Keywords: aging; choroidal involution; endothelial progenitor cell (EPC); senescence; vascular network.

Figure 1

Choroidal thickness and EPC number in young compared to old choroids. (A,C) Representative images (A) and quantitative analyses (C) of choroidal (CHR) and photoreceptor (OPL) thickness in retinal cross-sections stained for vessels (isolectin-positive, green) and DAPI in old vs. young rats. (B,D) EPCs (CD34+ cells) co-localized in choroidal vessels in old vs. young rats. For the choroid of old animals in the inset in (B), the magnification is 10-fold greater than that in young animals to make it possible to compare CD34 expression over the same choroidal vessel area. Data are mean ± SEM. ** p < 0.01 or *** p < 0.001 vs. young rats. n = 5.

Figure 2

Comparison ex vivo of choroidal angiogenic sprouting, EPC vasculogenic capacity and senescence level in young vs. old rats. (A,B,D) Representative images and quantitative analysis of the angiogenic capacity of isolated choroidal explants (A,D) at day 5 and (B) EPCs at 6 h, derived from young vs. old rats, as assessed by the Matrigel assay. (C,E) EPC senescence level assessed by x-gal assay. (F) qRT-PCR analysis of P53 and Lamin B1 expression. Data were mean ± SEM. ** p < 0.01 vs. young rats. n = 5.

## Your tasks
A – Answer these questions using the excerpt on choroidal aging:
(i) Which cells are identified as EPCs in Figure 1?
(ii) How many times greater is the magnification in the inset for old animals than for young animals?
(iii) Which two genes were analyzed by qRT-PCR in Figure 2?
B – Resume the excerpt on choroidal aging, starting after its final sentence.

## Structured page parsing data
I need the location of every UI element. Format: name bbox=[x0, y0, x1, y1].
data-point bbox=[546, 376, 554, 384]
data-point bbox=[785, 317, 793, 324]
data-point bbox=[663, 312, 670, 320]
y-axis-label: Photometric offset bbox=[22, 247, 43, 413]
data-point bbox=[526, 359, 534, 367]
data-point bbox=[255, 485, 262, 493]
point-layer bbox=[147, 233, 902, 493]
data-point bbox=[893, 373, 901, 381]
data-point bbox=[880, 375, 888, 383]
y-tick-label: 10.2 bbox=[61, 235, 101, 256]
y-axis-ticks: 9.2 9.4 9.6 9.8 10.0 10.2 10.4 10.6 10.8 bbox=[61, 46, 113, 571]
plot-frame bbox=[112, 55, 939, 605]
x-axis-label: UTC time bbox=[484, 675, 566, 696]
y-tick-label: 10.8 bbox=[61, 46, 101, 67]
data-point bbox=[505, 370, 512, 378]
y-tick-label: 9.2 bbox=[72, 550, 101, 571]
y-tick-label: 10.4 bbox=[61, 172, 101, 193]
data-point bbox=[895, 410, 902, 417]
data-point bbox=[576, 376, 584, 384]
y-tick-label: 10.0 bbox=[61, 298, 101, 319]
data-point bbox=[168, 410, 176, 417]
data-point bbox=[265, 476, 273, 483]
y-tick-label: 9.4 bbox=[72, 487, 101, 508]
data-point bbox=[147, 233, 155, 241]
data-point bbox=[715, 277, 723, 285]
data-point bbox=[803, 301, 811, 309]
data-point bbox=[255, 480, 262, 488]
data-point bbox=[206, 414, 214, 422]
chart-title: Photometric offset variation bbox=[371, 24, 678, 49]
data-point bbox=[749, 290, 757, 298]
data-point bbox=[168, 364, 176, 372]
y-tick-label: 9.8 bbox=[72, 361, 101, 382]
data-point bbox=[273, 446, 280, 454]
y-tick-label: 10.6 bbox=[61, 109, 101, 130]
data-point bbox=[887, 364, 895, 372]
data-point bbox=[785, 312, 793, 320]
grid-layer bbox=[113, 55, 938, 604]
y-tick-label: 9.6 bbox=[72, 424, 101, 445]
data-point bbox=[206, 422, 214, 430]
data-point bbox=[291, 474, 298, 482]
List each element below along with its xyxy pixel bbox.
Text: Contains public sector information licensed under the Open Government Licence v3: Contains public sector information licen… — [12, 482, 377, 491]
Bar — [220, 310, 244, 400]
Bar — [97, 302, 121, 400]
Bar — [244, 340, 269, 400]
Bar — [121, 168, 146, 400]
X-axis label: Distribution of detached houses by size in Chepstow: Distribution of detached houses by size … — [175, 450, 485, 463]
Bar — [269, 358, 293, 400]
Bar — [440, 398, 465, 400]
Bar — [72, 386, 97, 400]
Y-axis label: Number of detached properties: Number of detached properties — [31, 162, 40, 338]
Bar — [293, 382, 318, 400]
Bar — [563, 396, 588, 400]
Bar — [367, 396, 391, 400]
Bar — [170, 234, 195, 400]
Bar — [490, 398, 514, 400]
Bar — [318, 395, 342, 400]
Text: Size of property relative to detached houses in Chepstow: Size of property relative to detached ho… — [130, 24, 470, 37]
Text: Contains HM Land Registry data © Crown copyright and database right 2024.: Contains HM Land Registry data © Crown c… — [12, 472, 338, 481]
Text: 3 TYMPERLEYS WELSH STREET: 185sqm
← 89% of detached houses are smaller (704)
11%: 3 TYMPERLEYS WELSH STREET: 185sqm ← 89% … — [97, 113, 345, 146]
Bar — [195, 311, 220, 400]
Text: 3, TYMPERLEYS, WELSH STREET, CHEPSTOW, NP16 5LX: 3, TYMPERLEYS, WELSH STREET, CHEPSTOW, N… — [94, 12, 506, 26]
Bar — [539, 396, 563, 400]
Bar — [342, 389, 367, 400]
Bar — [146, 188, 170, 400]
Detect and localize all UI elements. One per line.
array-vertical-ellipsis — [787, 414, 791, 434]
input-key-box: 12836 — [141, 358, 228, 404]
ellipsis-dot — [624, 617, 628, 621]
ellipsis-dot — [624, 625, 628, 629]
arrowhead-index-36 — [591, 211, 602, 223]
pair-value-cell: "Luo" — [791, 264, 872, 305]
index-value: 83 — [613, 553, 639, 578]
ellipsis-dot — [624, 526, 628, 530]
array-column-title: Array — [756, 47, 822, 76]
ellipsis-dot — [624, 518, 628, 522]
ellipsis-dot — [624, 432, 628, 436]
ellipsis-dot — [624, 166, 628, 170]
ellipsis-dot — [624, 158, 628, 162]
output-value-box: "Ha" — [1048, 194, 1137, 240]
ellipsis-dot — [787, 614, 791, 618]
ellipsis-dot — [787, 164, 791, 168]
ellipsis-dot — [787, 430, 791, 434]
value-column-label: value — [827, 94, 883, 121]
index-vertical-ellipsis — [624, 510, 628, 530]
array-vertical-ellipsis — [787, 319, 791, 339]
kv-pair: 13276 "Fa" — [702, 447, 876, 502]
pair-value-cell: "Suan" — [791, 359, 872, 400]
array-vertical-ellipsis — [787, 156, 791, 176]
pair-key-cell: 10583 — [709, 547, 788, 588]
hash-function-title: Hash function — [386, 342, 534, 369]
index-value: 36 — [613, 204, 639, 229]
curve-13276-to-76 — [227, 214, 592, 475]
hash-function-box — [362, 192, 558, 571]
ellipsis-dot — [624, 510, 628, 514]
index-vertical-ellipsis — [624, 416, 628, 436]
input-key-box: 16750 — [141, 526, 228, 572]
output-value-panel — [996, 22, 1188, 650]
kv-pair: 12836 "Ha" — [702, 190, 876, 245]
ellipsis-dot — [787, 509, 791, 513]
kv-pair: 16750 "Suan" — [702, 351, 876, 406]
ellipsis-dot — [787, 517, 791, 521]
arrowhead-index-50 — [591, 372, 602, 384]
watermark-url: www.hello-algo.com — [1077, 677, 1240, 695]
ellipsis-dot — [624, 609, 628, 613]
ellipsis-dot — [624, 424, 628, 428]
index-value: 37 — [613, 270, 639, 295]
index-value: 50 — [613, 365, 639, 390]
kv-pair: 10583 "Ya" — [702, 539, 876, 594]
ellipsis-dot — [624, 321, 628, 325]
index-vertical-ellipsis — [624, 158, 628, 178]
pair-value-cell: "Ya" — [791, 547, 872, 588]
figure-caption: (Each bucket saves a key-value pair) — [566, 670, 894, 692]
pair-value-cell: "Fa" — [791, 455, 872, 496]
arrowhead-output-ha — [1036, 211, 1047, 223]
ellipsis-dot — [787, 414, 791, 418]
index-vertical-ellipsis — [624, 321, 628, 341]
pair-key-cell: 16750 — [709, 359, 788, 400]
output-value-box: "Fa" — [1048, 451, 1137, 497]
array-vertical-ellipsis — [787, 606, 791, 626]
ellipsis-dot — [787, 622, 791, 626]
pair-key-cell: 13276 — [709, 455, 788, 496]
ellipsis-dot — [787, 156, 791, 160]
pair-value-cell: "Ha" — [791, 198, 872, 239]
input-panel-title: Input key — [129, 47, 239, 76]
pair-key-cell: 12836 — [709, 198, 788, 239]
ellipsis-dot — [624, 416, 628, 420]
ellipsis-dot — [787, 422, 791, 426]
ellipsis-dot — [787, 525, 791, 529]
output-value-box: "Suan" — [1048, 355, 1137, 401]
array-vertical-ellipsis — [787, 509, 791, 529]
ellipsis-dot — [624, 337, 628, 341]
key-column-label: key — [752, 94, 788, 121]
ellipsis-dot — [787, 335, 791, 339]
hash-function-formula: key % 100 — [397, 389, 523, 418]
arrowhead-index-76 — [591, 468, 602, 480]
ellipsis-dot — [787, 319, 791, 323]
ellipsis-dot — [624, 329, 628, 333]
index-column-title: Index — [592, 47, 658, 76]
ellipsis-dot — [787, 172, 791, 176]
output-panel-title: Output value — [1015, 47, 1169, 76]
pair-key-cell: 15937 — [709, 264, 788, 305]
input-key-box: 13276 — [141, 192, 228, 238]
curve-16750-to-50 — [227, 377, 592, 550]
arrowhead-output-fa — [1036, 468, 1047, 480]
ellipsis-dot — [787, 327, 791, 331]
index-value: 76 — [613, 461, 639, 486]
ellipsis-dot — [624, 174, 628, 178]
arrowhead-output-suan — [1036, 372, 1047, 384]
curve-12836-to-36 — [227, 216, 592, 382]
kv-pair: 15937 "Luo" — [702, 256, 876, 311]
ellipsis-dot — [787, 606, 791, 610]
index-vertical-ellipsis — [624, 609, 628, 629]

## Responses for each task
A –
(i) CD34+ cells.
(ii) 10-fold.
(iii) P53 and Lamin B1.

B –
Figure 3

Senescence level in the choroid and in choroidal EPCs in young compared to old rats. (A,B) Representative images and quantification analysis of β-gal expression and LaminB1 in the choroidal vessels of young vs. old rats. (C) Representative image of p53 expression localized on choroidal vessels. (D) Representative image of p53 expression in EPCs co-localized in choroidal vessels. The white vertical bar in panel A identifies the thickness of the choroid (CHR). The image for the (B) panel in old animals is magnified 10-fold compared to images for young animals to compare the expression of p53 per same vessel area. The fluorescence intensity was measured for the stained markers (P53 and laminB1) per total choroid area using ImageJ. The histogram insets refer to expression profiles normalized to the choroids of young rats. Data were mean ± SEM. ** p < 0.01 vs. young rats. n = 5.

Figure 4

Global NGS analysis showing modulated genes and the associated altered pathways in EPCs derived from old rats. (A,B) Global evaluation of significant (p < 0.05) modulated gene (mRNA) expression levels (arbitrary cut-off levels set at a 2-log-fold change) in EPCs derived from old rats compared to young rats (A) and graphical representation in terms of the percentage of the distribution of the modulated genes in the whole genome (B). (C) Bioinformatic analysis identifying pathway enrichment (ranking by p value probability) by the modulation of the 802 mRNAs identified; the table on right side ranks pathways based on a combined score (of z-value deviation × the log of the p value score). The NGS data set represents the mRNA expression level in EPCs extracted in n = 3 rats per group.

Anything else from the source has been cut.